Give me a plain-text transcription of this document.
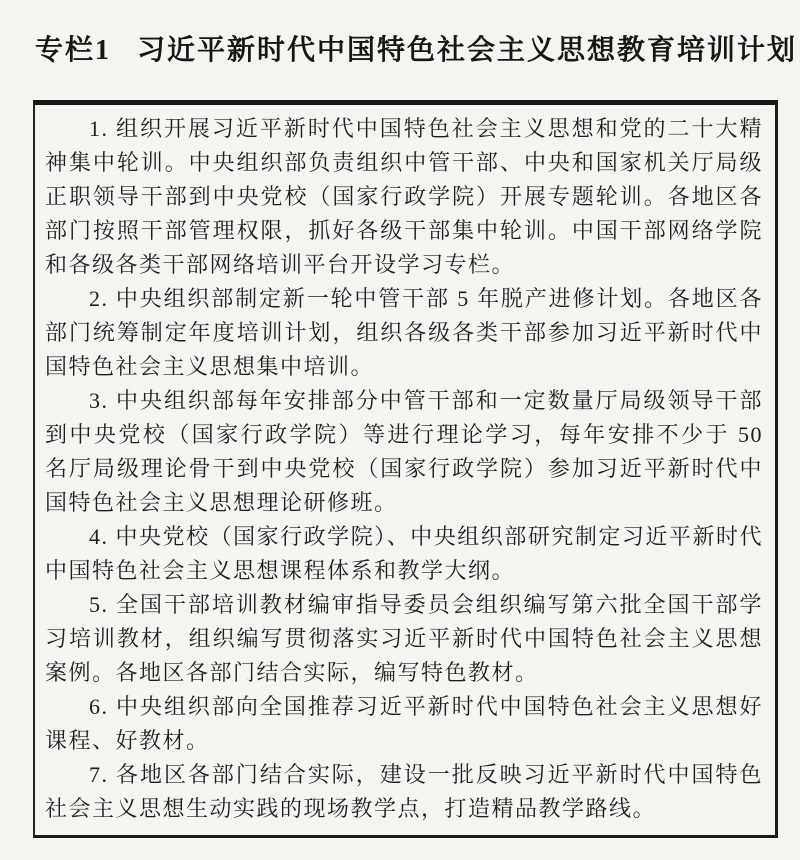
专栏1 习近平新时代中国特色社会主义思想教育培训计划

1. 组织开展习近平新时代中国特色社会主义思想和党的二十大精神集中轮训。中央组织部负责组织中管干部、中央和国家机关厅局级正职领导干部到中央党校（国家行政学院）开展专题轮训。各地区各部门按照干部管理权限，抓好各级干部集中轮训。中国干部网络学院和各级各类干部网络培训平台开设学习专栏。

2. 中央组织部制定新一轮中管干部 5 年脱产进修计划。各地区各部门统筹制定年度培训计划，组织各级各类干部参加习近平新时代中国特色社会主义思想集中培训。

3. 中央组织部每年安排部分中管干部和一定数量厅局级领导干部到中央党校（国家行政学院）等进行理论学习，每年安排不少于 50 名厅局级理论骨干到中央党校（国家行政学院）参加习近平新时代中国特色社会主义思想理论研修班。

4. 中央党校（国家行政学院）、中央组织部研究制定习近平新时代中国特色社会主义思想课程体系和教学大纲。

5. 全国干部培训教材编审指导委员会组织编写第六批全国干部学习培训教材，组织编写贯彻落实习近平新时代中国特色社会主义思想案例。各地区各部门结合实际，编写特色教材。

6. 中央组织部向全国推荐习近平新时代中国特色社会主义思想好课程、好教材。

7. 各地区各部门结合实际，建设一批反映习近平新时代中国特色社会主义思想生动实践的现场教学点，打造精品教学路线。
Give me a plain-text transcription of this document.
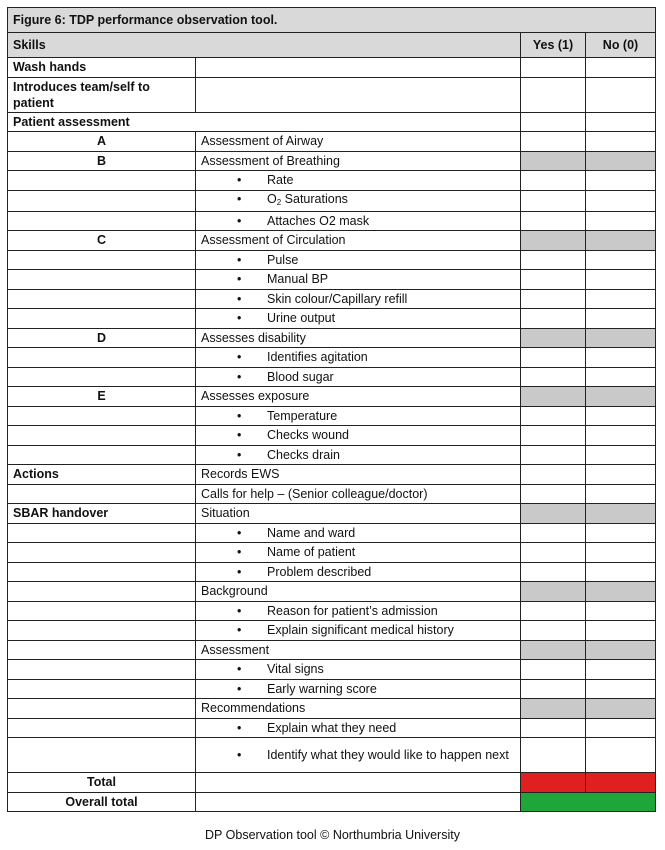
Figure 6: TDP performance observation tool.			
Skills		Yes (1)	No (0)
Wash hands			
Introduces team/self to patient			
Patient assessment			
A	Assessment of Airway		
B	Assessment of Breathing		

	• Rate		

	• $O_2$ Saturations		

	• Attaches O2 mask		

C	Assessment of Circulation		

	• Pulse		

	• Manual BP		

	• Skin colour/Capillary refill		

	• Urine output		

D	Assesses disability		

	• Identifies agitation		

	• Blood sugar		

E	Assesses exposure		

	• Temperature		

	• Checks wound		

	• Checks drain		

Actions	Records EWS		
	Calls for help – (Senior colleague/doctor)		
SBAR handover	Situation		

	• Name and ward		

	• Name of patient		

	• Problem described		

	Background		

	• Reason for patient’s admission		

	• Explain significant medical history		

	Assessment		

	• Vital signs		

	• Early warning score		

	Recommendations		

	• Explain what they need		

	• Identify what they would like to happen next		

Total			
Overall total			
DP Observation tool © Northumbria University
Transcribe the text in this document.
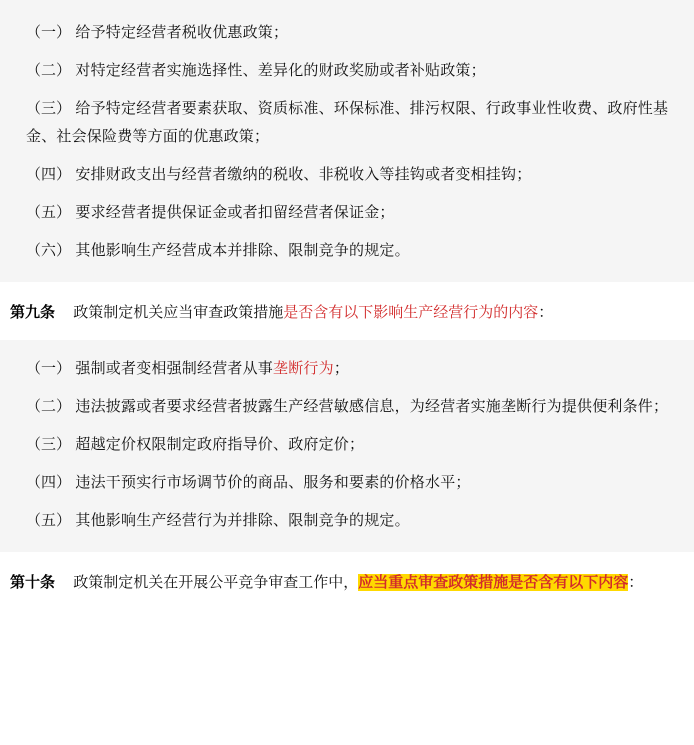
（一） 给予特定经营者税收优惠政策；
（二） 对特定经营者实施选择性、差异化的财政奖励或者补贴政策；
（三） 给予特定经营者要素获取、资质标准、环保标准、排污权限、行政事业性收费、政府性基金、社会保险费等方面的优惠政策；
（四） 安排财政支出与经营者缴纳的税收、非税收入等挂钩或者变相挂钩；
（五） 要求经营者提供保证金或者扣留经营者保证金；
（六） 其他影响生产经营成本并排除、限制竞争的规定。
第九条 政策制定机关应当审查政策措施是否含有以下影响生产经营行为的内容：
（一） 强制或者变相强制经营者从事垄断行为；
（二） 违法披露或者要求经营者披露生产经营敏感信息，为经营者实施垄断行为提供便利条件；
（三） 超越定价权限制定政府指导价、政府定价；
（四） 违法干预实行市场调节价的商品、服务和要素的价格水平；
（五） 其他影响生产经营行为并排除、限制竞争的规定。
第十条 政策制定机关在开展公平竞争审查工作中，应当重点审查政策措施是否含有以下内容：
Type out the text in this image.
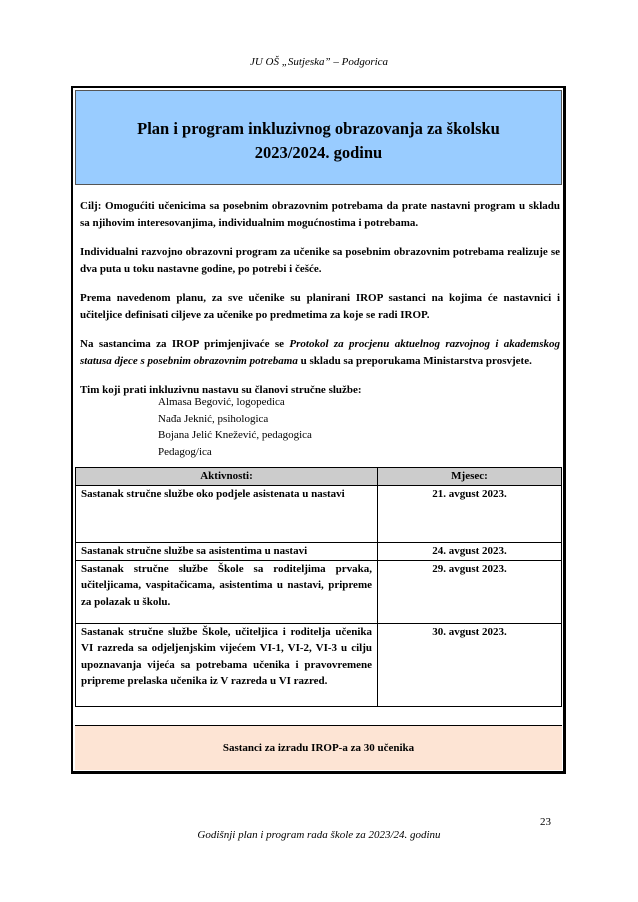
JU OŠ „Sutjeska” – Podgorica
Plan i program inkluzivnog obrazovanja za školsku 2023/2024. godinu

Cilj: Omogućiti učenicima sa posebnim obrazovnim potrebama da prate nastavni program u skladu sa njihovim interesovanjima, individualnim mogućnostima i potrebama.

Individualni razvojno obrazovni program za učenike sa posebnim obrazovnim potrebama realizuje se dva puta u toku nastavne godine, po potrebi i češće.

Prema navedenom planu, za sve učenike su planirani IROP sastanci na kojima će nastavnici i učiteljice definisati ciljeve za učenike po predmetima za koje se radi IROP.

Na sastancima za IROP primjenjivaće se Protokol za procjenu aktuelnog razvojnog i akademskog statusa djece s posebnim obrazovnim potrebama u skladu sa preporukama Ministarstva prosvjete.

Tim koji prati inkluzivnu nastavu su članovi stručne službe:

Almasa Begović, logopedica
Nađa Jeknić, psihologica
Bojana Jelić Knežević, pedagogica
Pedagog/ica
Aktivnosti:	Mjesec:
Sastanak stručne službe oko podjele asistenata u nastavi	21. avgust 2023.
Sastanak stručne službe sa asistentima u nastavi	24. avgust 2023.
Sastanak stručne službe Škole sa roditeljima prvaka, učiteljicama, vaspitačicama, asistentima u nastavi, pripreme za polazak u školu.	29. avgust 2023.
Sastanak stručne službe Škole, učiteljica i roditelja učenika VI razreda sa odjeljenjskim vijećem VI-1, VI-2, VI-3 u cilju upoznavanja vijeća sa potrebama učenika i pravovremene pripreme prelaska učenika iz V razreda u VI razred.	30. avgust 2023.
Sastanci za izradu IROP-a za 30 učenika
23
Godišnji plan i program rada škole za 2023/24. godinu
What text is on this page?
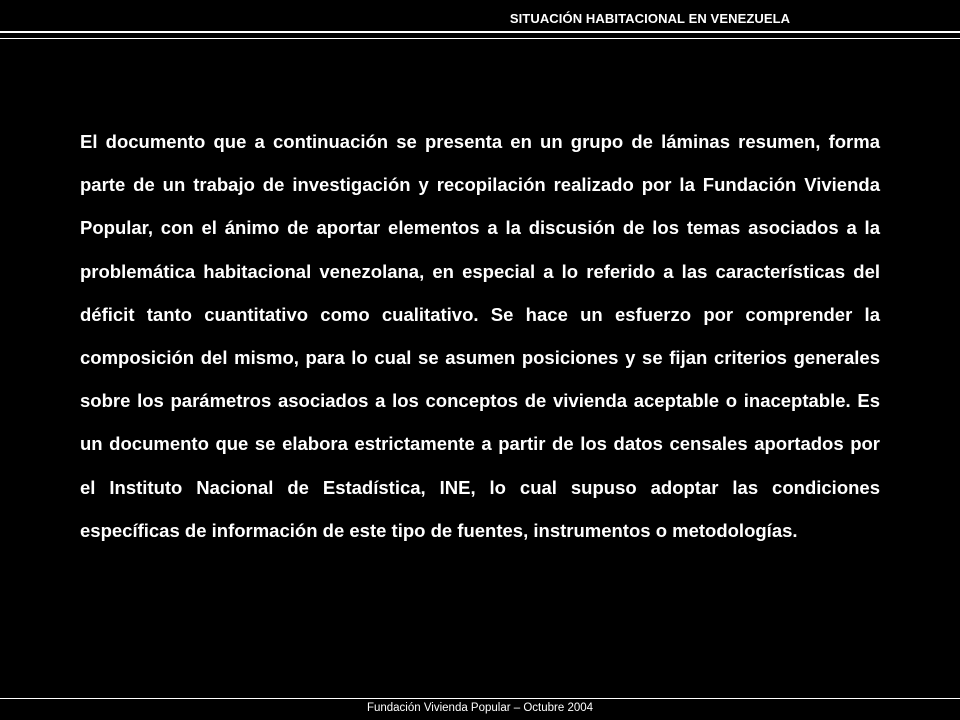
SITUACIÓN HABITACIONAL EN VENEZUELA

El documento que a continuación se presenta en un grupo de láminas resumen, forma parte de un trabajo de investigación y recopilación realizado por la Fundación Vivienda Popular, con el ánimo de aportar elementos a la discusión de los temas asociados a la problemática habitacional venezolana, en especial a lo referido a las características del déficit tanto cuantitativo como cualitativo. Se hace un esfuerzo por comprender la composición del mismo, para lo cual se asumen posiciones y se fijan criterios generales sobre los parámetros asociados a los conceptos de vivienda aceptable o inaceptable. Es un documento que se elabora estrictamente a partir de los datos censales aportados por el Instituto Nacional de Estadística, INE, lo cual supuso adoptar las condiciones específicas de información de este tipo de fuentes, instrumentos o metodologías.

Fundación Vivienda Popular – Octubre 2004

★ ★ ★ ★

#### [What this task involves]
Among the records above, how many lines carry the string "potrebama"? Reply with the number alone.

#### [Response]
4